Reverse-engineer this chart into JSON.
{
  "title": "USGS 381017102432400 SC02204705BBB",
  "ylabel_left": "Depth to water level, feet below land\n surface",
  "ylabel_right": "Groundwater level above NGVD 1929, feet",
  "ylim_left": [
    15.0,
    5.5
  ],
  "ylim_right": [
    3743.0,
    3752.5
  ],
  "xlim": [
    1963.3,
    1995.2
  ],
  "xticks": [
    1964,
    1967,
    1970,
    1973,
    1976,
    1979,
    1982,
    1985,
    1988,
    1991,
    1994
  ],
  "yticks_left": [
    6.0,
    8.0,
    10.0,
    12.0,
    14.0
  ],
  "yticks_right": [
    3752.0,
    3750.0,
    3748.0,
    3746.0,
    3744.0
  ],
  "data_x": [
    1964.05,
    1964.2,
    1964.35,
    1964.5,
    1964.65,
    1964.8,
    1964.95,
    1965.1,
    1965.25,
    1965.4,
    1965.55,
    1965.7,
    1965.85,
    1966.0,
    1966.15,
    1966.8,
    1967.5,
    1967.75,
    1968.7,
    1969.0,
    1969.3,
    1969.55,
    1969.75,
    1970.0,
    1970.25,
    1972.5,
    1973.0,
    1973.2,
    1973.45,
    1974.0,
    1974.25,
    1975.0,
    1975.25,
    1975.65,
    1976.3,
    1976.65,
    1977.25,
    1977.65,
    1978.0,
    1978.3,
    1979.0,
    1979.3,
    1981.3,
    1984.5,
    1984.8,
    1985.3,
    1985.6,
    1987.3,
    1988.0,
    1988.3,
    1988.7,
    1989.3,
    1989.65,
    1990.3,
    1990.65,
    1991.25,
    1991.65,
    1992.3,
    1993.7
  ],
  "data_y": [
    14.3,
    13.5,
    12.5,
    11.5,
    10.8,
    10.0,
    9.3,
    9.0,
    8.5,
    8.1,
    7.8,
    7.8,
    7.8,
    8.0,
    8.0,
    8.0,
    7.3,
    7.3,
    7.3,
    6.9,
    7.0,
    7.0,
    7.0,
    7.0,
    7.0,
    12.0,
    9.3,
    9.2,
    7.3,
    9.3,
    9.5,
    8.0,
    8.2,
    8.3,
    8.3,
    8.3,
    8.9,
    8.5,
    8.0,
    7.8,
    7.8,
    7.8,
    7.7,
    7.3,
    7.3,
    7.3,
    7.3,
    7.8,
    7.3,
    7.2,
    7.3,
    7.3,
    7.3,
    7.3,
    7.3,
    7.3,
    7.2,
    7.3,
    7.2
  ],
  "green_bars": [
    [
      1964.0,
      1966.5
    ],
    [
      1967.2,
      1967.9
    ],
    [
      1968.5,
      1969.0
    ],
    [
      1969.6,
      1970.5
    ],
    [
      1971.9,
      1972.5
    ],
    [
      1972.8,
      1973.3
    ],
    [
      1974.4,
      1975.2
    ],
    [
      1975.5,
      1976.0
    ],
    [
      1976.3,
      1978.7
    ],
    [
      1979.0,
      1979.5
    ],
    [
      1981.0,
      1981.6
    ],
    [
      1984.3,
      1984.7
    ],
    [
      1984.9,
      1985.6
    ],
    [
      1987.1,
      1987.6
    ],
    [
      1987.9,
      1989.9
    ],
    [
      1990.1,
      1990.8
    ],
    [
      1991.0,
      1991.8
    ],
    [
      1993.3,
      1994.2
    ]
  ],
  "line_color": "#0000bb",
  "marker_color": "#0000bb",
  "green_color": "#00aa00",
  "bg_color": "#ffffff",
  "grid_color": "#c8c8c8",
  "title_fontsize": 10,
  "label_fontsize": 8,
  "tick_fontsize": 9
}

▶ **WHAT YOU WILL DO**
Copy every line verbatim.

▶ **PROBLEM SOLUTION**
Reverse-engineer this chart into JSON.
{
  "title": "USGS 381017102432400 SC02204705BBB",
  "ylabel_left": "Depth to water level, feet below land\n surface",
  "ylabel_right": "Groundwater level above NGVD 1929, feet",
  "ylim_left": [
    15.0,
    5.5
  ],
  "ylim_right": [
    3743.0,
    3752.5
  ],
  "xlim": [
    1963.3,
    1995.2
  ],
  "xticks": [
    1964,
    1967,
    1970,
    1973,
    1976,
    1979,
    1982,
    1985,
    1988,
    1991,
    1994
  ],
  "yticks_left": [
    6.0,
    8.0,
    10.0,
    12.0,
    14.0
  ],
  "yticks_right": [
    3752.0,
    3750.0,
    3748.0,
    3746.0,
    3744.0
  ],
  "data_x": [
    1964.05,
    1964.2,
    1964.35,
    1964.5,
    1964.65,
    1964.8,
    1964.95,
    1965.1,
    1965.25,
    1965.4,
    1965.55,
    1965.7,
    1965.85,
    1966.0,
    1966.15,
    1966.8,
    1967.5,
    1967.75,
    1968.7,
    1969.0,
    1969.3,
    1969.55,
    1969.75,
    1970.0,
    1970.25,
    1972.5,
    1973.0,
    1973.2,
    1973.45,
    1974.0,
    1974.25,
    1975.0,
    1975.25,
    1975.65,
    1976.3,
    1976.65,
    1977.25,
    1977.65,
    1978.0,
    1978.3,
    1979.0,
    1979.3,
    1981.3,
    1984.5,
    1984.8,
    1985.3,
    1985.6,
    1987.3,
    1988.0,
    1988.3,
    1988.7,
    1989.3,
    1989.65,
    1990.3,
    1990.65,
    1991.25,
    1991.65,
    1992.3,
    1993.7
  ],
  "data_y": [
    14.3,
    13.5,
    12.5,
    11.5,
    10.8,
    10.0,
    9.3,
    9.0,
    8.5,
    8.1,
    7.8,
    7.8,
    7.8,
    8.0,
    8.0,
    8.0,
    7.3,
    7.3,
    7.3,
    6.9,
    7.0,
    7.0,
    7.0,
    7.0,
    7.0,
    12.0,
    9.3,
    9.2,
    7.3,
    9.3,
    9.5,
    8.0,
    8.2,
    8.3,
    8.3,
    8.3,
    8.9,
    8.5,
    8.0,
    7.8,
    7.8,
    7.8,
    7.7,
    7.3,
    7.3,
    7.3,
    7.3,
    7.8,
    7.3,
    7.2,
    7.3,
    7.3,
    7.3,
    7.3,
    7.3,
    7.3,
    7.2,
    7.3,
    7.2
  ],
  "green_bars": [
    [
      1964.0,
      1966.5
    ],
    [
      1967.2,
      1967.9
    ],
    [
      1968.5,
      1969.0
    ],
    [
      1969.6,
      1970.5
    ],
    [
      1971.9,
      1972.5
    ],
    [
      1972.8,
      1973.3
    ],
    [
      1974.4,
      1975.2
    ],
    [
      1975.5,
      1976.0
    ],
    [
      1976.3,
      1978.7
    ],
    [
      1979.0,
      1979.5
    ],
    [
      1981.0,
      1981.6
    ],
    [
      1984.3,
      1984.7
    ],
    [
      1984.9,
      1985.6
    ],
    [
      1987.1,
      1987.6
    ],
    [
      1987.9,
      1989.9
    ],
    [
      1990.1,
      1990.8
    ],
    [
      1991.0,
      1991.8
    ],
    [
      1993.3,
      1994.2
    ]
  ],
  "line_color": "#0000bb",
  "marker_color": "#0000bb",
  "green_color": "#00aa00",
  "bg_color": "#ffffff",
  "grid_color": "#c8c8c8",
  "title_fontsize": 10,
  "label_fontsize": 8,
  "tick_fontsize": 9
}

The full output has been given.